- STATED GOAL -
Rewrite the lines from the one containing "List each element" up to and including the one containing "title line 1: It’s xyxy=(117,58,251,178)", putting "cabinets" wherever "machines" stands and leaving everything else unchanged.

Box coordinate lists
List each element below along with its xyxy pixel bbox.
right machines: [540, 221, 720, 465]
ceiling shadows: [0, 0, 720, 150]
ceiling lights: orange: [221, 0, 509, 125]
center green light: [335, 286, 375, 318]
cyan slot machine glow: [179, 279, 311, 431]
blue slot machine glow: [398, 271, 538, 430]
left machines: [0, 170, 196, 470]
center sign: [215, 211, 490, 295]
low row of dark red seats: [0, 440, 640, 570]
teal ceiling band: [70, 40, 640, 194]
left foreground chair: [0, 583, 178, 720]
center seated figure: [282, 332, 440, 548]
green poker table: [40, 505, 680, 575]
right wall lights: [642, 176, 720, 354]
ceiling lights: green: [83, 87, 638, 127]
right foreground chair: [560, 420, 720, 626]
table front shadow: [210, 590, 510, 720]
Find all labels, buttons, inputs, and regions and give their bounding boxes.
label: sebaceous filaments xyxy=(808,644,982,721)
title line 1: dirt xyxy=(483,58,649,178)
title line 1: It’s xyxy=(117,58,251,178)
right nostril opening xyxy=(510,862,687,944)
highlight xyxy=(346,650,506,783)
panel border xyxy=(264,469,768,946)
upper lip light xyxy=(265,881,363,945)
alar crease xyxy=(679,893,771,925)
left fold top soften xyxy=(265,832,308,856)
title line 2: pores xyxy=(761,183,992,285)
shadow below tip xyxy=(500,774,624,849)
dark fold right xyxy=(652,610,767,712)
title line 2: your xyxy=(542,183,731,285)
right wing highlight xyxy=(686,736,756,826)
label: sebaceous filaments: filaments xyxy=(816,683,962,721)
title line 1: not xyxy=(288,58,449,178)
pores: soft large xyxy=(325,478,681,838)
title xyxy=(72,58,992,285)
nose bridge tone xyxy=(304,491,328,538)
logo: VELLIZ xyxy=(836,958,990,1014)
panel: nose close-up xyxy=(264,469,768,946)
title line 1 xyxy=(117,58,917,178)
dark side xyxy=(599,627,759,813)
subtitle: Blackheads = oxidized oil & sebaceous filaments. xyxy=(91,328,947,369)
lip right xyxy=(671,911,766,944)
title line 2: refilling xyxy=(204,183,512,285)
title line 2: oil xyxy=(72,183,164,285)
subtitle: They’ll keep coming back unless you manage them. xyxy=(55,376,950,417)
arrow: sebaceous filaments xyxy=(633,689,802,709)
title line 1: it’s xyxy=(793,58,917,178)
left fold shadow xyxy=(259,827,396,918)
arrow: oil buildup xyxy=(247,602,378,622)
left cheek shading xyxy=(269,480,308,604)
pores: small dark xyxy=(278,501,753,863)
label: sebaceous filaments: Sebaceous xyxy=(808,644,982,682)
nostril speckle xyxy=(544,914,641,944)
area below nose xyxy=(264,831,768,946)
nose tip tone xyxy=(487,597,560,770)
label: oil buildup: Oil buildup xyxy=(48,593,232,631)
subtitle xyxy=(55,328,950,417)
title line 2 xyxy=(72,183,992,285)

---

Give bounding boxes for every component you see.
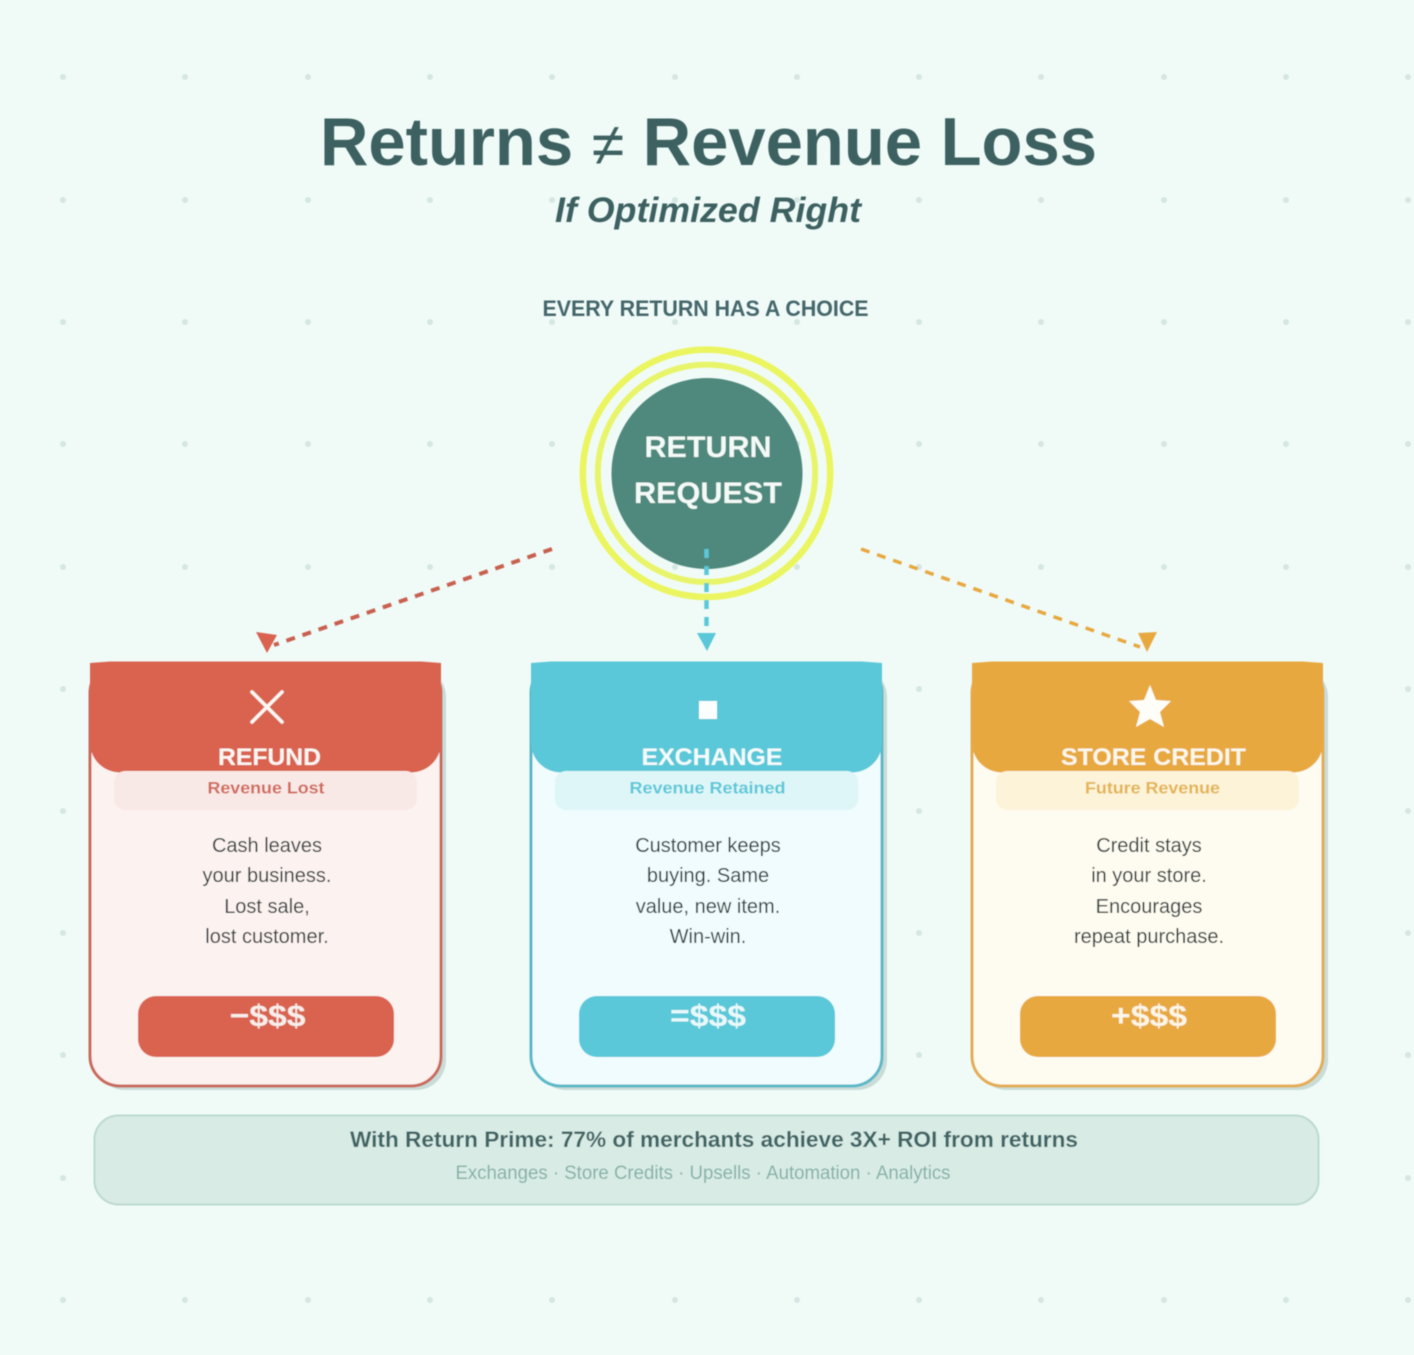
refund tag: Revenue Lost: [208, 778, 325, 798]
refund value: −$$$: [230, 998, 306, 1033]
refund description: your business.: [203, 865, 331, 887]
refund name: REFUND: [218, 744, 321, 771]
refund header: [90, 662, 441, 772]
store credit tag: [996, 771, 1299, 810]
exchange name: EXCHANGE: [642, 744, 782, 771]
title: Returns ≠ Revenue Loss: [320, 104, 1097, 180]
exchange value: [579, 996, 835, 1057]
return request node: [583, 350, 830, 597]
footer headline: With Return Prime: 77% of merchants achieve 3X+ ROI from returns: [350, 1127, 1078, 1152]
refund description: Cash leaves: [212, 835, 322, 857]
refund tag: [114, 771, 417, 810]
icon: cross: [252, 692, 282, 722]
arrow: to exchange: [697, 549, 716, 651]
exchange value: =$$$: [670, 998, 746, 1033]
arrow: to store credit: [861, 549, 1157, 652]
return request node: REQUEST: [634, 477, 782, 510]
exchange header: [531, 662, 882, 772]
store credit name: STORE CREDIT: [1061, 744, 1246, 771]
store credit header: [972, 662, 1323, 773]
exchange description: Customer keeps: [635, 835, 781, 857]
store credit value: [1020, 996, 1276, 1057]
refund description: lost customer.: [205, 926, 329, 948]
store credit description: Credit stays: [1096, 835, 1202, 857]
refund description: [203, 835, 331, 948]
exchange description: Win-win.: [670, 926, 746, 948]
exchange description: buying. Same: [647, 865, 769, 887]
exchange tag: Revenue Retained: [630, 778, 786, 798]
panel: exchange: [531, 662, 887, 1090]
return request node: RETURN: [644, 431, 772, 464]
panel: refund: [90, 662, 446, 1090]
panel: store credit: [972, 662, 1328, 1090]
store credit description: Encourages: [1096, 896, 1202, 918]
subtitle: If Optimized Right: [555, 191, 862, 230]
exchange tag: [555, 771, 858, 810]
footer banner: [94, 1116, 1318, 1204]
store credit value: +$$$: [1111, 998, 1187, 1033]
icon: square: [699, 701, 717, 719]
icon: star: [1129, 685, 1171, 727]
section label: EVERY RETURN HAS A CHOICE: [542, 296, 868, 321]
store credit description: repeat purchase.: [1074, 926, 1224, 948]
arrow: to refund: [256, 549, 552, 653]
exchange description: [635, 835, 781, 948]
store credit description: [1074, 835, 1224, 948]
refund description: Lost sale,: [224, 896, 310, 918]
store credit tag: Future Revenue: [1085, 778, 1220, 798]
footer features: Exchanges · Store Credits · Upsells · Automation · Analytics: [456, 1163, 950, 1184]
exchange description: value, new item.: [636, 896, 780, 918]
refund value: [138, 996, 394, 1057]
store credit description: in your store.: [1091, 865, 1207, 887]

- SOLUTION TO THIS TASK -
List each element below along with its xyxy pixel bbox.
right cabinets: [540, 221, 720, 465]
ceiling shadows: [0, 0, 720, 150]
ceiling lights: orange: [221, 0, 509, 125]
center green light: [335, 286, 375, 318]
cyan slot machine glow: [179, 279, 311, 431]
blue slot machine glow: [398, 271, 538, 430]
left cabinets: [0, 170, 196, 470]
center sign: [215, 211, 490, 295]
low row of dark red seats: [0, 440, 640, 570]
teal ceiling band: [70, 40, 640, 194]
left foreground chair: [0, 583, 178, 720]
center seated figure: [282, 332, 440, 548]
green poker table: [40, 505, 680, 575]
right wall lights: [642, 176, 720, 354]
ceiling lights: green: [83, 87, 638, 127]
right foreground chair: [560, 420, 720, 626]
table front shadow: [210, 590, 510, 720]
Find all labels, buttons, inputs, and regions and give their bounding boxes.
label: sebaceous filaments xyxy=(808,644,982,721)
title line 1: dirt xyxy=(483,58,649,178)
title line 1: It’s xyxy=(117,58,251,178)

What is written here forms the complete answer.